**Objective:**
Wherever a line below holds the word "Jauch", copy that line.

## START

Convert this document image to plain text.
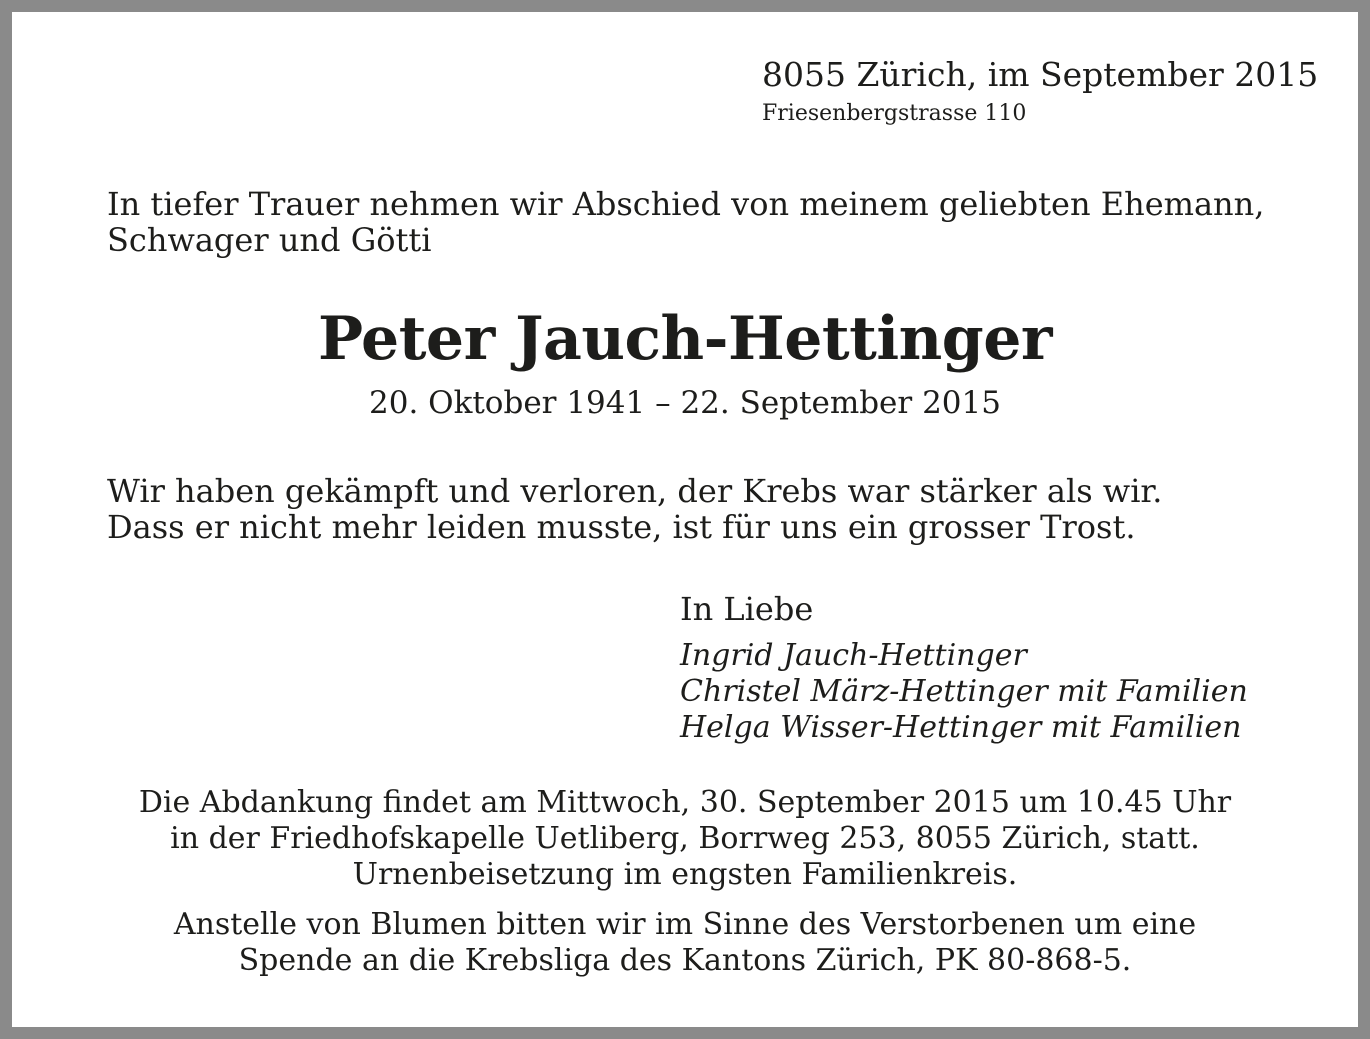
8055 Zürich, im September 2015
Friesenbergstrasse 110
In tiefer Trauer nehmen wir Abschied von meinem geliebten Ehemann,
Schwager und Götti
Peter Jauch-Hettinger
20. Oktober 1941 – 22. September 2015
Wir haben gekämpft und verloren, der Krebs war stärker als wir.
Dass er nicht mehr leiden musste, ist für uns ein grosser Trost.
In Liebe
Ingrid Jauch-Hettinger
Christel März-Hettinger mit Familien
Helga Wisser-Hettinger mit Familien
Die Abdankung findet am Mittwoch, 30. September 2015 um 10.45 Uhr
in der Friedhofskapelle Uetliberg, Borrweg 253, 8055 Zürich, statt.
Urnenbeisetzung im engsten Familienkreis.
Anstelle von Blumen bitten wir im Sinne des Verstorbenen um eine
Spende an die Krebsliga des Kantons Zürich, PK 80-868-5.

## END
## START

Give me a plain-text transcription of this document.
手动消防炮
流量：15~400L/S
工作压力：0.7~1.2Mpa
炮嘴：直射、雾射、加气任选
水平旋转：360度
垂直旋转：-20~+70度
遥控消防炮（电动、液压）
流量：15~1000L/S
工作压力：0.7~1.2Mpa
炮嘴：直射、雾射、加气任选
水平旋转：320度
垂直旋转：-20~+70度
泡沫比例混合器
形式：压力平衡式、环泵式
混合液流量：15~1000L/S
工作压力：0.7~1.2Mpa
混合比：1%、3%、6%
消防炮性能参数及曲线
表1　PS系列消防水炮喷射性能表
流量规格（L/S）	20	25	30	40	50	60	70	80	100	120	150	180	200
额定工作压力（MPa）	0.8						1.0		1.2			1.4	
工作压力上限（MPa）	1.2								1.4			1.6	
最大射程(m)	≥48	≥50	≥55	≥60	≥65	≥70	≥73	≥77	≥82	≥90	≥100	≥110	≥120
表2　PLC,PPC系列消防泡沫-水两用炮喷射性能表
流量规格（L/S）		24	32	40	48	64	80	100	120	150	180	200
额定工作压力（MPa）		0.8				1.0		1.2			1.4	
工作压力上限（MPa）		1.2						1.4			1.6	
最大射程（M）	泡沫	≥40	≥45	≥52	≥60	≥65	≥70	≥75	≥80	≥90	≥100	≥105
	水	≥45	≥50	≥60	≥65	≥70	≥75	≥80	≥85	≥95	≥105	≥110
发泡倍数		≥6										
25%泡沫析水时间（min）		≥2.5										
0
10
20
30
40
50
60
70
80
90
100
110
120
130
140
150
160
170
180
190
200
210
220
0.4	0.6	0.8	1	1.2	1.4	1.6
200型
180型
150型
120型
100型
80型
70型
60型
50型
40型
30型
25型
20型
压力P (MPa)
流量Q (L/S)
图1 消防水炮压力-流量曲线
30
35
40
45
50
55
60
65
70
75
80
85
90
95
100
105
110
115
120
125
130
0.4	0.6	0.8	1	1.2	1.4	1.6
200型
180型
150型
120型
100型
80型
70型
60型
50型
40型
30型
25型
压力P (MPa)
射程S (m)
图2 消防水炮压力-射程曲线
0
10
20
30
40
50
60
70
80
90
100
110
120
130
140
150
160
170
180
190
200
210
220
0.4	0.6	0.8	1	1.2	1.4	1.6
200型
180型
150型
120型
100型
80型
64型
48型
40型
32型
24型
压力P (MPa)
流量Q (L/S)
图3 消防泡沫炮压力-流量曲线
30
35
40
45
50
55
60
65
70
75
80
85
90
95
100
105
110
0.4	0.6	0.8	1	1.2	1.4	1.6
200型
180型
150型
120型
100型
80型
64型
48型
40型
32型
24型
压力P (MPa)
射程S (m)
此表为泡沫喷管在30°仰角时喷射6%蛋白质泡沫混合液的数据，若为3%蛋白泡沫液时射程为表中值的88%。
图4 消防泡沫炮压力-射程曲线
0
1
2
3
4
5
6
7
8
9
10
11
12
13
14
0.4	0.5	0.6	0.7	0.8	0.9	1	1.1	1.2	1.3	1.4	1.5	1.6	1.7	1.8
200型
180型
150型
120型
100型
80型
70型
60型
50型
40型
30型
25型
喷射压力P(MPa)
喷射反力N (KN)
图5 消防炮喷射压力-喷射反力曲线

## END

**In response:**
Peter Jauch-Hettinger
Ingrid Jauch-Hettinger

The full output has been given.